Do this: State only the number of lines that include "color".

Dataset records on visual material:

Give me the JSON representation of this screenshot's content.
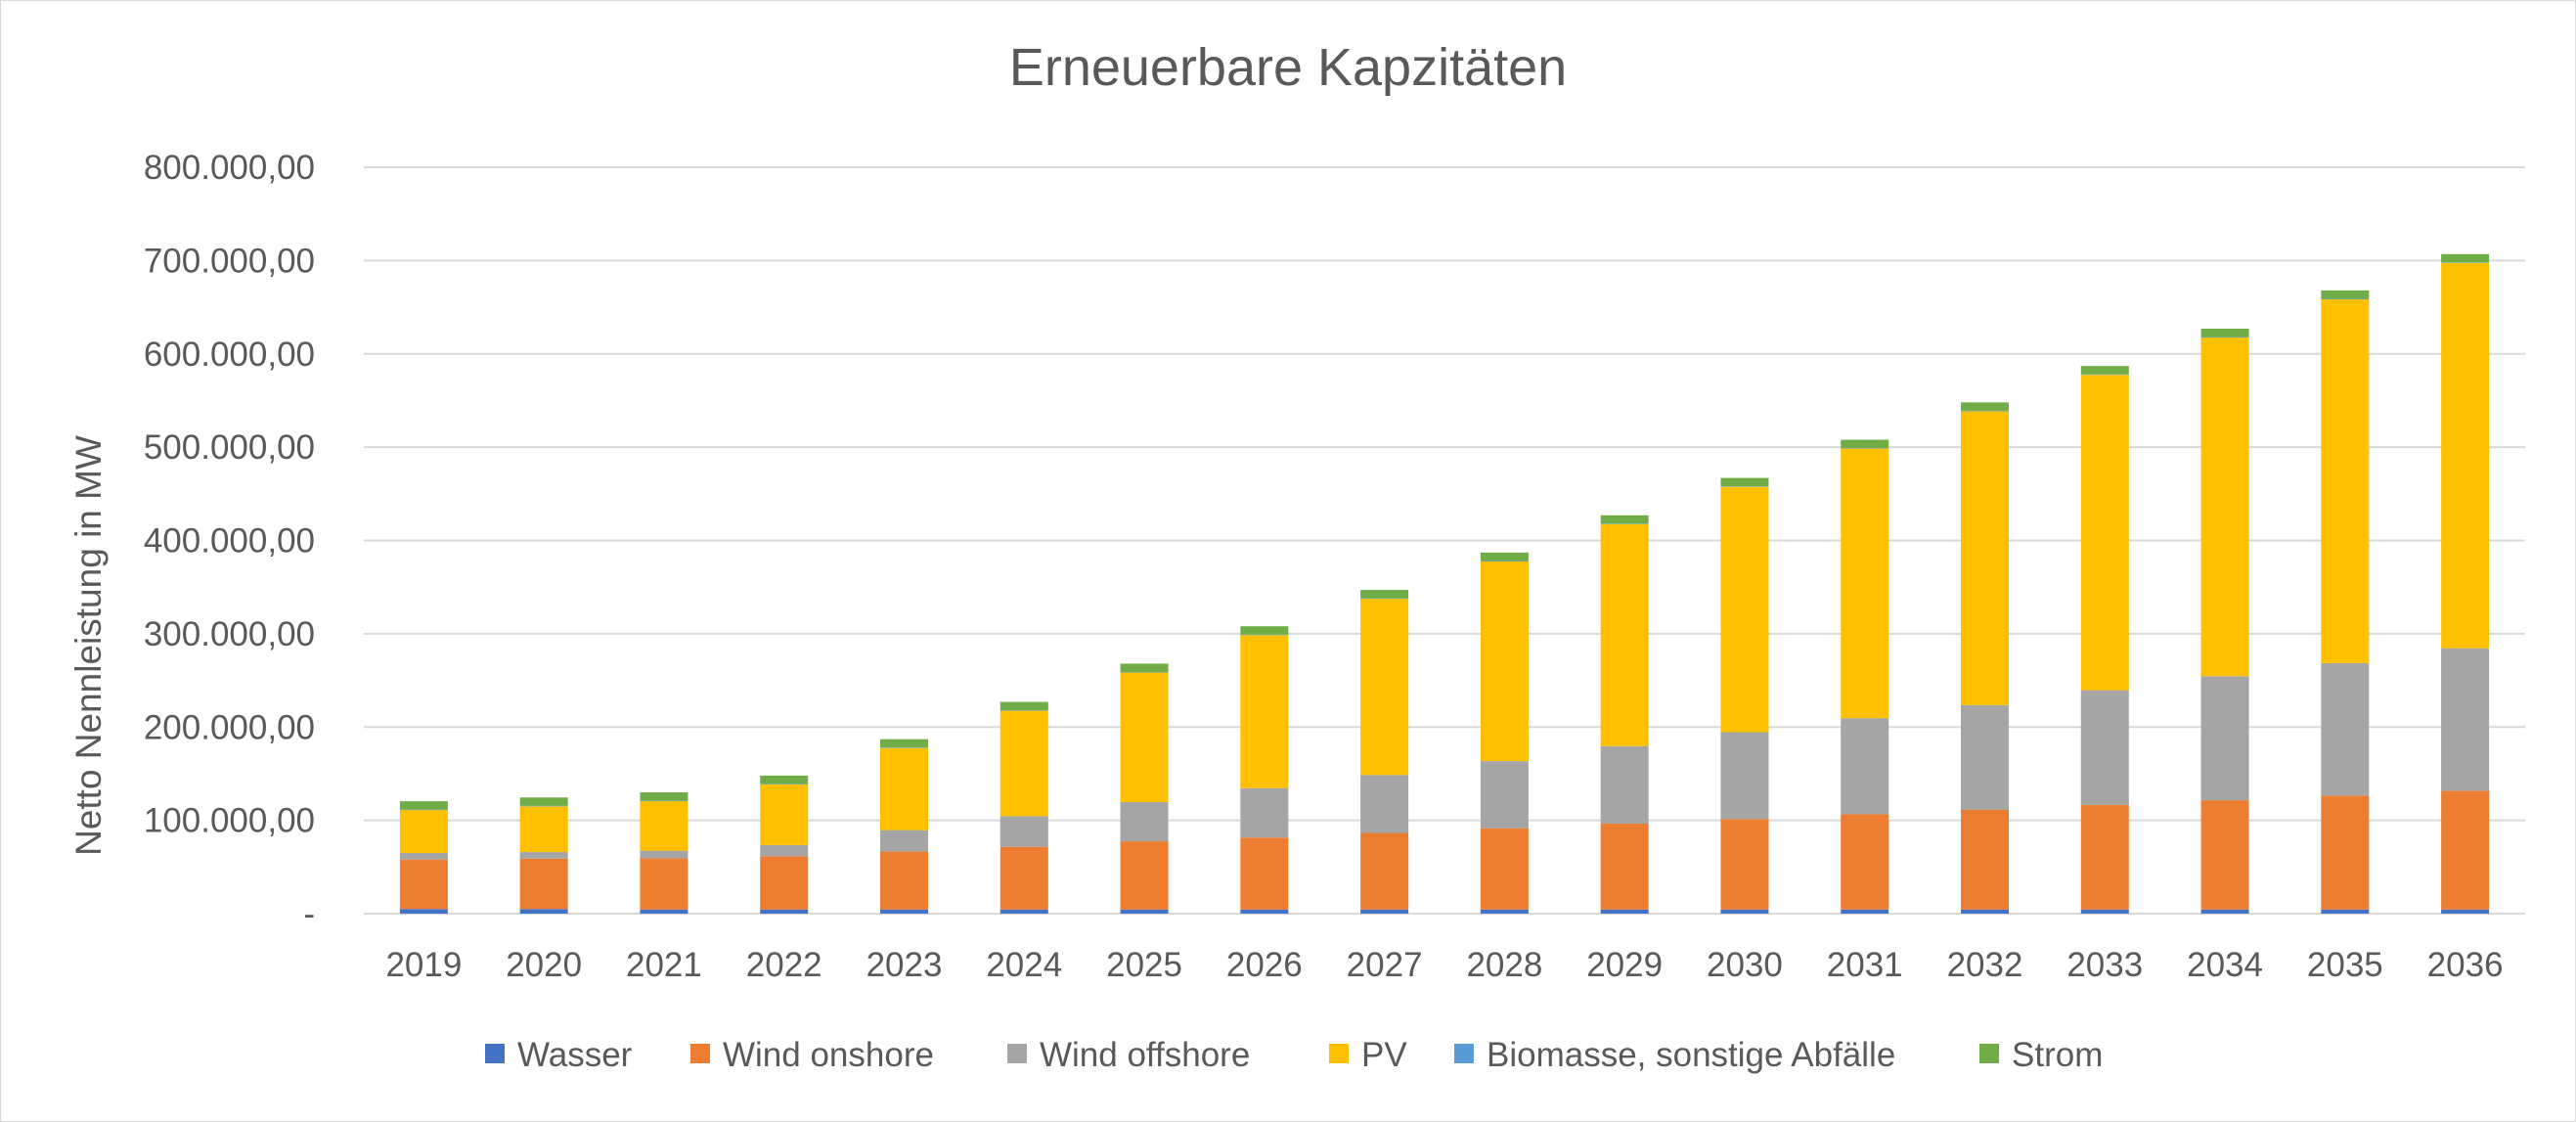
{
  "chart_data": {
    "type": "bar",
    "stacked": true,
    "title": "Erneuerbare Kapzitäten",
    "ylabel": "Netto Nennleistung in MW",
    "xlabel": "",
    "ylim": [
      0,
      800000
    ],
    "grid": true,
    "legend_position": "bottom",
    "y_ticks": [
      {
        "value": 0,
        "label": "-"
      },
      {
        "value": 100000,
        "label": "100.000,00"
      },
      {
        "value": 200000,
        "label": "200.000,00"
      },
      {
        "value": 300000,
        "label": "300.000,00"
      },
      {
        "value": 400000,
        "label": "400.000,00"
      },
      {
        "value": 500000,
        "label": "500.000,00"
      },
      {
        "value": 600000,
        "label": "600.000,00"
      },
      {
        "value": 700000,
        "label": "700.000,00"
      },
      {
        "value": 800000,
        "label": "800.000,00"
      }
    ],
    "categories": [
      "2019",
      "2020",
      "2021",
      "2022",
      "2023",
      "2024",
      "2025",
      "2026",
      "2027",
      "2028",
      "2029",
      "2030",
      "2031",
      "2032",
      "2033",
      "2034",
      "2035",
      "2036"
    ],
    "series": [
      {
        "name": "Wasser",
        "color": "#4472c4",
        "values": [
          5000,
          5000,
          4500,
          4500,
          4500,
          4500,
          4500,
          4500,
          4500,
          4500,
          4500,
          4500,
          4500,
          4500,
          4500,
          4500,
          4500,
          4500
        ]
      },
      {
        "name": "Wind onshore",
        "color": "#ed7d31",
        "values": [
          53000,
          54000,
          55000,
          57000,
          62000,
          67000,
          73000,
          77000,
          82000,
          87000,
          92000,
          97000,
          102000,
          107000,
          112000,
          117000,
          122000,
          127000
        ]
      },
      {
        "name": "Wind offshore",
        "color": "#a5a5a5",
        "values": [
          7000,
          7000,
          8000,
          12000,
          23000,
          33000,
          42000,
          53000,
          62000,
          72000,
          83000,
          93000,
          103000,
          112000,
          123000,
          133000,
          142000,
          153000
        ]
      },
      {
        "name": "PV",
        "color": "#ffc000",
        "values": [
          46000,
          49000,
          53000,
          65000,
          88000,
          113000,
          139000,
          164000,
          189000,
          214000,
          238000,
          263000,
          289000,
          315000,
          338000,
          363000,
          390000,
          413000
        ]
      },
      {
        "name": "Biomasse, sonstige Abfälle",
        "color": "#5b9bd5",
        "values": [
          500,
          500,
          500,
          500,
          500,
          500,
          500,
          500,
          500,
          500,
          500,
          500,
          500,
          500,
          500,
          500,
          500,
          500
        ]
      },
      {
        "name": "Strom",
        "color": "#70ad47",
        "values": [
          9000,
          9000,
          9000,
          9000,
          9000,
          9000,
          9000,
          9000,
          9000,
          9000,
          9000,
          9000,
          9000,
          9000,
          9000,
          9000,
          9000,
          9000
        ]
      }
    ]
  }
}
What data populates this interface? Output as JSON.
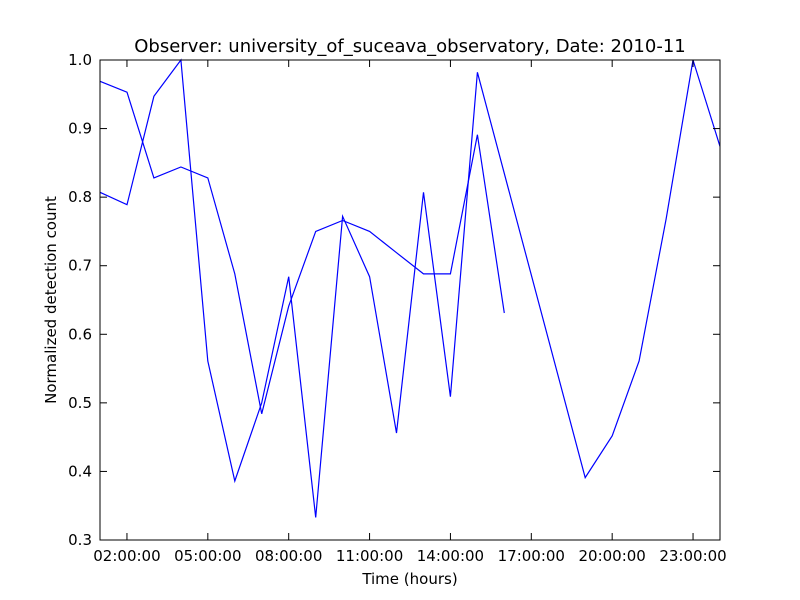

Answer: 6